### Your task:
Return the lines below that carry the word "this".

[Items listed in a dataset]

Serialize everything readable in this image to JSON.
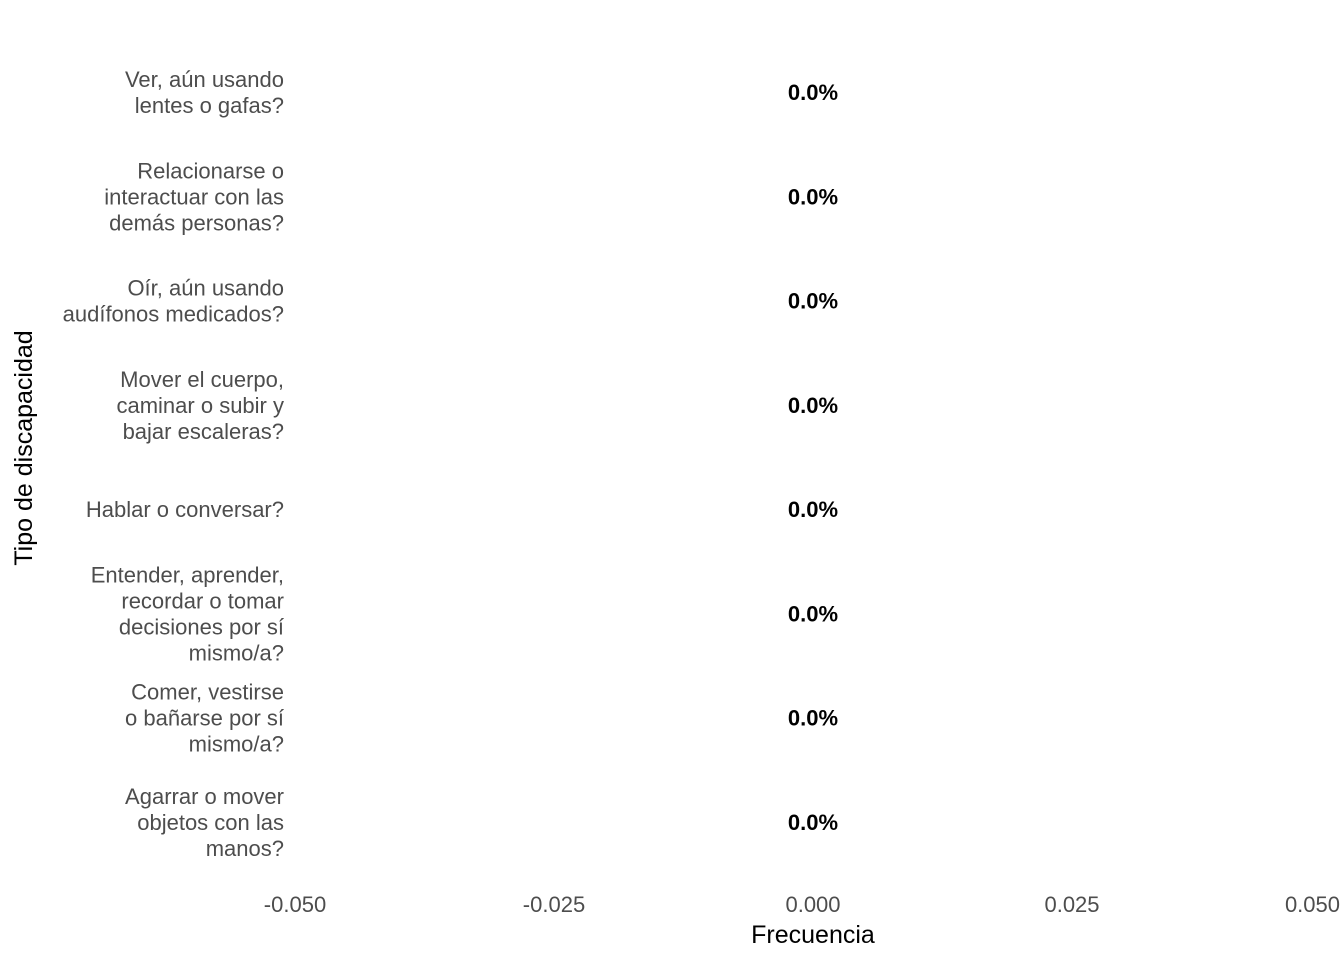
{
  "chart_data": {
    "type": "bar",
    "orientation": "horizontal",
    "categories": [
      [
        "Ver, aún usando",
        "lentes o gafas?"
      ],
      [
        "Relacionarse o",
        "interactuar con las",
        "demás personas?"
      ],
      [
        "Oír, aún usando",
        "audífonos medicados?"
      ],
      [
        "Mover el cuerpo,",
        "caminar o subir y",
        "bajar escaleras?"
      ],
      [
        "Hablar o conversar?"
      ],
      [
        "Entender, aprender,",
        "recordar o tomar",
        "decisiones por sí",
        "mismo/a?"
      ],
      [
        "Comer, vestirse",
        "o bañarse por sí",
        "mismo/a?"
      ],
      [
        "Agarrar o mover",
        "objetos con las",
        "manos?"
      ]
    ],
    "values": [
      0,
      0,
      0,
      0,
      0,
      0,
      0,
      0
    ],
    "data_labels": [
      "0.0%",
      "0.0%",
      "0.0%",
      "0.0%",
      "0.0%",
      "0.0%",
      "0.0%",
      "0.0%"
    ],
    "xlabel": "Frecuencia",
    "ylabel": "Tipo de discapacidad",
    "xlim": [
      -0.05,
      0.05
    ],
    "x_ticks": [
      -0.05,
      -0.025,
      0,
      0.025,
      0.05
    ],
    "x_tick_labels": [
      "-0.050",
      "-0.025",
      "0.000",
      "0.025",
      "0.050"
    ],
    "grid": false,
    "bar_color": "#4d4d4d"
  }
}
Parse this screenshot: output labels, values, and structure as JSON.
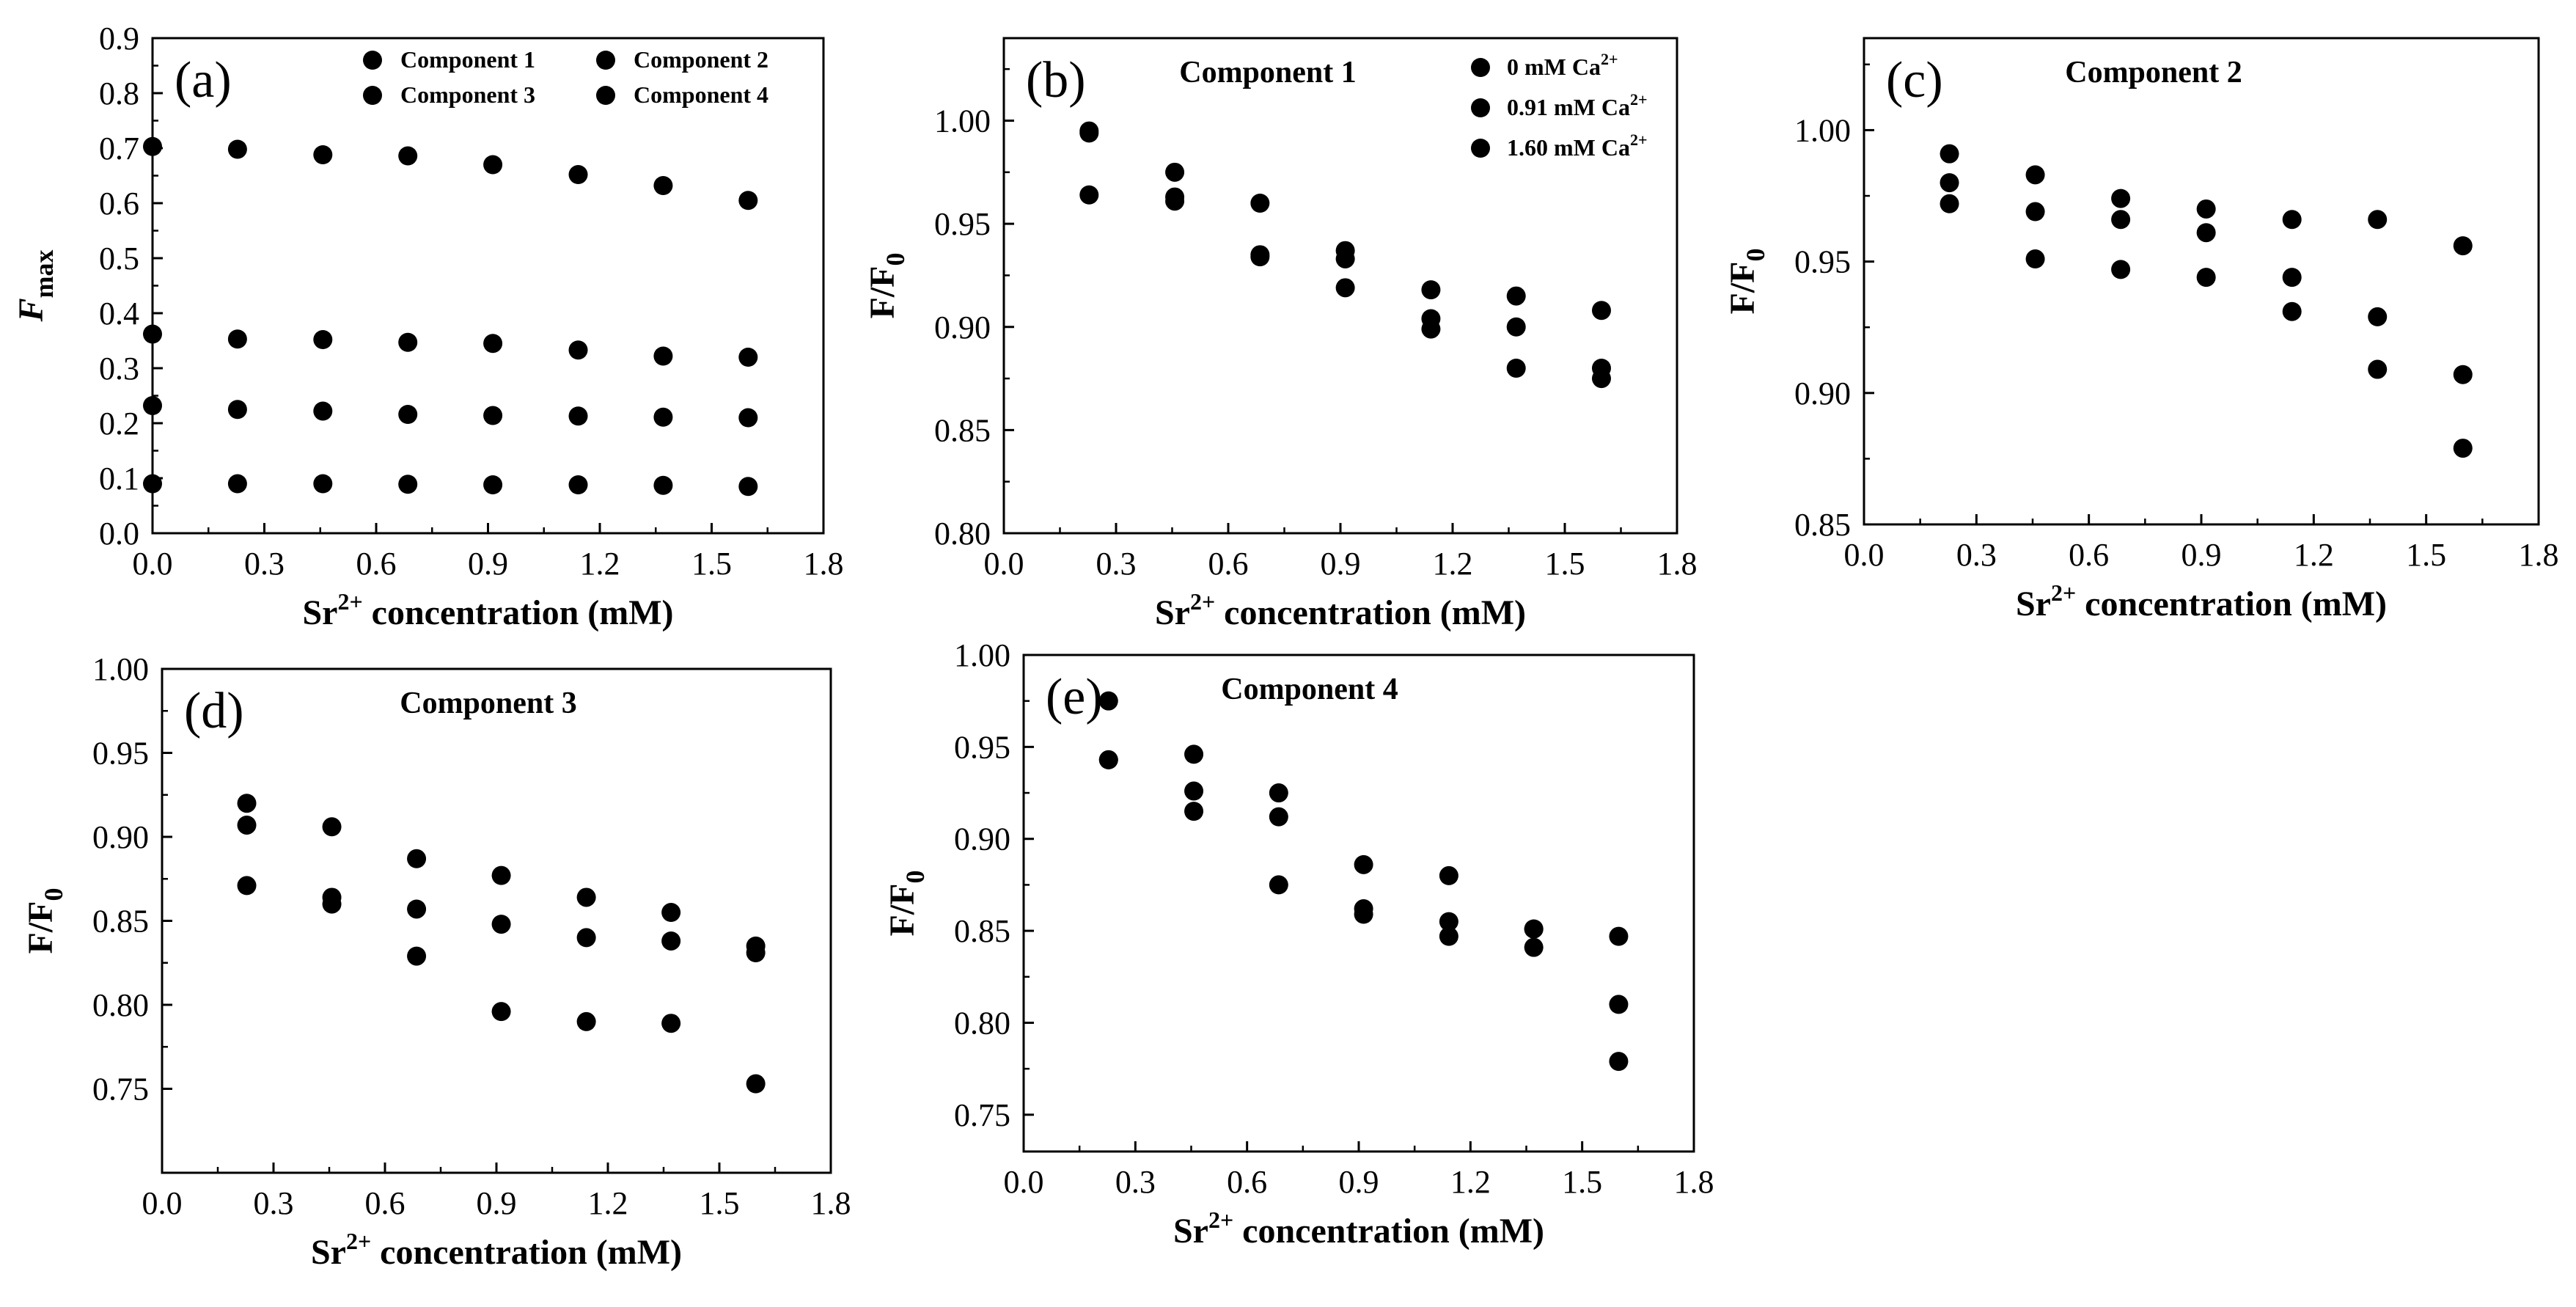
{
  "colors": {
    "Component 1": "#3a3a3a",
    "Component 2": "#d42a2a",
    "Component 3": "#1f5bb5",
    "Component 4": "#2e8b57",
    "0 mM Ca2+": "#3a3a3a",
    "0.91 mM Ca2+": "#d42a2a",
    "1.60 mM Ca2+": "#1f5bb5"
  },
  "chart_data": [
    {
      "id": "a",
      "type": "scatter",
      "panel_label": "(a)",
      "title": "",
      "xlabel": {
        "base": "Sr",
        "sup": "2+",
        "rest": " concentration (mM)"
      },
      "ylabel": {
        "base": "F",
        "sub": "max",
        "italic_base": true
      },
      "xlim": [
        0,
        1.8
      ],
      "xticks": [
        "0.0",
        "0.3",
        "0.6",
        "0.9",
        "1.2",
        "1.5",
        "1.8"
      ],
      "ylim": [
        0,
        0.9
      ],
      "yticks": [
        "0.0",
        "0.1",
        "0.2",
        "0.3",
        "0.4",
        "0.5",
        "0.6",
        "0.7",
        "0.8",
        "0.9"
      ],
      "x": [
        0,
        0.228,
        0.457,
        0.685,
        0.913,
        1.142,
        1.37,
        1.598
      ],
      "legend": {
        "placement": "top-right",
        "columns": 2
      },
      "series": [
        {
          "name": "Component 1",
          "values": [
            0.703,
            0.698,
            0.688,
            0.686,
            0.67,
            0.652,
            0.632,
            0.605
          ]
        },
        {
          "name": "Component 2",
          "values": [
            0.232,
            0.225,
            0.222,
            0.216,
            0.214,
            0.213,
            0.211,
            0.21
          ]
        },
        {
          "name": "Component 3",
          "values": [
            0.09,
            0.09,
            0.09,
            0.089,
            0.088,
            0.088,
            0.087,
            0.085
          ]
        },
        {
          "name": "Component 4",
          "values": [
            0.362,
            0.353,
            0.352,
            0.347,
            0.345,
            0.333,
            0.322,
            0.32
          ]
        }
      ]
    },
    {
      "id": "b",
      "type": "scatter",
      "panel_label": "(b)",
      "title": "Component 1",
      "xlabel": {
        "base": "Sr",
        "sup": "2+",
        "rest": " concentration (mM)"
      },
      "ylabel": {
        "base": "F/F",
        "sub": "0"
      },
      "xlim": [
        0,
        1.8
      ],
      "xticks": [
        "0.0",
        "0.3",
        "0.6",
        "0.9",
        "1.2",
        "1.5",
        "1.8"
      ],
      "ylim": [
        0.8,
        1.04
      ],
      "yticks": [
        "0.80",
        "0.85",
        "0.90",
        "0.95",
        "1.00"
      ],
      "x": [
        0.228,
        0.457,
        0.685,
        0.913,
        1.142,
        1.37,
        1.598
      ],
      "legend": {
        "placement": "top-right",
        "columns": 1
      },
      "series": [
        {
          "name": "0 mM Ca",
          "sup": "2+",
          "color_key": "0 mM Ca2+",
          "values": [
            0.995,
            0.975,
            0.935,
            0.919,
            0.918,
            0.915,
            0.908
          ]
        },
        {
          "name": "0.91 mM Ca",
          "sup": "2+",
          "color_key": "0.91 mM Ca2+",
          "values": [
            0.964,
            0.961,
            0.934,
            0.933,
            0.899,
            0.88,
            0.88
          ]
        },
        {
          "name": "1.60 mM Ca",
          "sup": "2+",
          "color_key": "1.60 mM Ca2+",
          "values": [
            0.994,
            0.963,
            0.96,
            0.937,
            0.904,
            0.9,
            0.875
          ]
        }
      ]
    },
    {
      "id": "c",
      "type": "scatter",
      "panel_label": "(c)",
      "title": "Component 2",
      "xlabel": {
        "base": "Sr",
        "sup": "2+",
        "rest": " concentration (mM)"
      },
      "ylabel": {
        "base": "F/F",
        "sub": "0"
      },
      "xlim": [
        0,
        1.8
      ],
      "xticks": [
        "0.0",
        "0.3",
        "0.6",
        "0.9",
        "1.2",
        "1.5",
        "1.8"
      ],
      "ylim": [
        0.85,
        1.035
      ],
      "yticks": [
        "0.85",
        "0.90",
        "0.95",
        "1.00"
      ],
      "x": [
        0.228,
        0.457,
        0.685,
        0.913,
        1.142,
        1.37,
        1.598
      ],
      "series": [
        {
          "color_key": "0 mM Ca2+",
          "values": [
            0.991,
            0.983,
            0.974,
            0.97,
            0.966,
            0.966,
            0.956
          ]
        },
        {
          "color_key": "0.91 mM Ca2+",
          "values": [
            0.98,
            0.969,
            0.966,
            0.961,
            0.944,
            0.929,
            0.879
          ]
        },
        {
          "color_key": "1.60 mM Ca2+",
          "values": [
            0.972,
            0.951,
            0.947,
            0.944,
            0.931,
            0.909,
            0.907
          ]
        }
      ]
    },
    {
      "id": "d",
      "type": "scatter",
      "panel_label": "(d)",
      "title": "Component 3",
      "xlabel": {
        "base": "Sr",
        "sup": "2+",
        "rest": " concentration (mM)"
      },
      "ylabel": {
        "base": "F/F",
        "sub": "0"
      },
      "xlim": [
        0,
        1.8
      ],
      "xticks": [
        "0.0",
        "0.3",
        "0.6",
        "0.9",
        "1.2",
        "1.5",
        "1.8"
      ],
      "ylim": [
        0.7,
        1.0
      ],
      "yticks": [
        "0.75",
        "0.80",
        "0.85",
        "0.90",
        "0.95",
        "1.00"
      ],
      "x": [
        0.228,
        0.457,
        0.685,
        0.913,
        1.142,
        1.37,
        1.598
      ],
      "series": [
        {
          "color_key": "0 mM Ca2+",
          "values": [
            0.907,
            0.906,
            0.887,
            0.877,
            0.864,
            0.855,
            0.835
          ]
        },
        {
          "color_key": "0.91 mM Ca2+",
          "values": [
            0.92,
            0.86,
            0.829,
            0.796,
            0.79,
            0.789,
            0.753
          ]
        },
        {
          "color_key": "1.60 mM Ca2+",
          "values": [
            0.871,
            0.864,
            0.857,
            0.848,
            0.84,
            0.838,
            0.831
          ]
        }
      ]
    },
    {
      "id": "e",
      "type": "scatter",
      "panel_label": "(e)",
      "title": "Component 4",
      "xlabel": {
        "base": "Sr",
        "sup": "2+",
        "rest": " concentration (mM)"
      },
      "ylabel": {
        "base": "F/F",
        "sub": "0"
      },
      "xlim": [
        0,
        1.8
      ],
      "xticks": [
        "0.0",
        "0.3",
        "0.6",
        "0.9",
        "1.2",
        "1.5",
        "1.8"
      ],
      "ylim": [
        0.73,
        1.0
      ],
      "yticks": [
        "0.75",
        "0.80",
        "0.85",
        "0.90",
        "0.95",
        "1.00"
      ],
      "x": [
        0.228,
        0.457,
        0.685,
        0.913,
        1.142,
        1.37,
        1.598
      ],
      "series": [
        {
          "color_key": "0 mM Ca2+",
          "values": [
            0.943,
            0.915,
            0.875,
            0.859,
            0.847,
            0.841,
            0.81
          ]
        },
        {
          "color_key": "0.91 mM Ca2+",
          "values": [
            0.943,
            0.926,
            0.925,
            0.886,
            0.88,
            0.851,
            0.779
          ]
        },
        {
          "color_key": "1.60 mM Ca2+",
          "values": [
            0.975,
            0.946,
            0.912,
            0.862,
            0.855,
            0.851,
            0.847
          ]
        }
      ]
    }
  ]
}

### Result of the exercise:
Serialize everything readable in this image to JSON.
Parse this screenshot: output labels, values, and structure as JSON.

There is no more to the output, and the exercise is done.